* start PROVIDED RECORDS *

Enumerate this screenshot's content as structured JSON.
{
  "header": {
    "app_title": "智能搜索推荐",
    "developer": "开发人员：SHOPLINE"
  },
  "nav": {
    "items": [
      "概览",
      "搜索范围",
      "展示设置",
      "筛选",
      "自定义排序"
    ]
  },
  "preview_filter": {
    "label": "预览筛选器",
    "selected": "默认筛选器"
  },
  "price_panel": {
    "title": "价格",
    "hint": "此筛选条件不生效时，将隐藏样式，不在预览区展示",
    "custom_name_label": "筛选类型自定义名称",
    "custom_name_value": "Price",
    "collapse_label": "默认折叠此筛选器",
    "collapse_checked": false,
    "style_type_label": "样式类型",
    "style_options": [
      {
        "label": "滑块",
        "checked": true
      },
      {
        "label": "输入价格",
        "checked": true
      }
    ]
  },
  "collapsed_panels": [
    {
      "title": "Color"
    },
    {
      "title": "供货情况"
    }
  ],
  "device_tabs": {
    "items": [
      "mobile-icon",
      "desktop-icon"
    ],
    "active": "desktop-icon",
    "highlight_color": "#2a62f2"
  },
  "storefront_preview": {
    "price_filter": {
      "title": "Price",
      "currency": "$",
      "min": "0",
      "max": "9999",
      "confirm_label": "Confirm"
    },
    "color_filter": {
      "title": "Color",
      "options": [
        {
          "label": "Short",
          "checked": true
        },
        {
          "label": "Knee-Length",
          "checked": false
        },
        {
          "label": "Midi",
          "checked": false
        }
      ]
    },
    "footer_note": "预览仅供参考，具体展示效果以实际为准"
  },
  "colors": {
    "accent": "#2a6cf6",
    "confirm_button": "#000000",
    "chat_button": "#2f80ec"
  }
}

* end PROVIDED RECORDS *

GIVEN REQUEST. All of the data needs to be printed once more, exactly.

SOLUTION FOR THIS PROBLEM.
Enumerate this screenshot's content as structured JSON.
{
  "header": {
    "app_title": "智能搜索推荐",
    "developer": "开发人员：SHOPLINE"
  },
  "nav": {
    "items": [
      "概览",
      "搜索范围",
      "展示设置",
      "筛选",
      "自定义排序"
    ]
  },
  "preview_filter": {
    "label": "预览筛选器",
    "selected": "默认筛选器"
  },
  "price_panel": {
    "title": "价格",
    "hint": "此筛选条件不生效时，将隐藏样式，不在预览区展示",
    "custom_name_label": "筛选类型自定义名称",
    "custom_name_value": "Price",
    "collapse_label": "默认折叠此筛选器",
    "collapse_checked": false,
    "style_type_label": "样式类型",
    "style_options": [
      {
        "label": "滑块",
        "checked": true
      },
      {
        "label": "输入价格",
        "checked": true
      }
    ]
  },
  "collapsed_panels": [
    {
      "title": "Color"
    },
    {
      "title": "供货情况"
    }
  ],
  "device_tabs": {
    "items": [
      "mobile-icon",
      "desktop-icon"
    ],
    "active": "desktop-icon",
    "highlight_color": "#2a62f2"
  },
  "storefront_preview": {
    "price_filter": {
      "title": "Price",
      "currency": "$",
      "min": "0",
      "max": "9999",
      "confirm_label": "Confirm"
    },
    "color_filter": {
      "title": "Color",
      "options": [
        {
          "label": "Short",
          "checked": true
        },
        {
          "label": "Knee-Length",
          "checked": false
        },
        {
          "label": "Midi",
          "checked": false
        }
      ]
    },
    "footer_note": "预览仅供参考，具体展示效果以实际为准"
  },
  "colors": {
    "accent": "#2a6cf6",
    "confirm_button": "#000000",
    "chat_button": "#2f80ec"
  }
}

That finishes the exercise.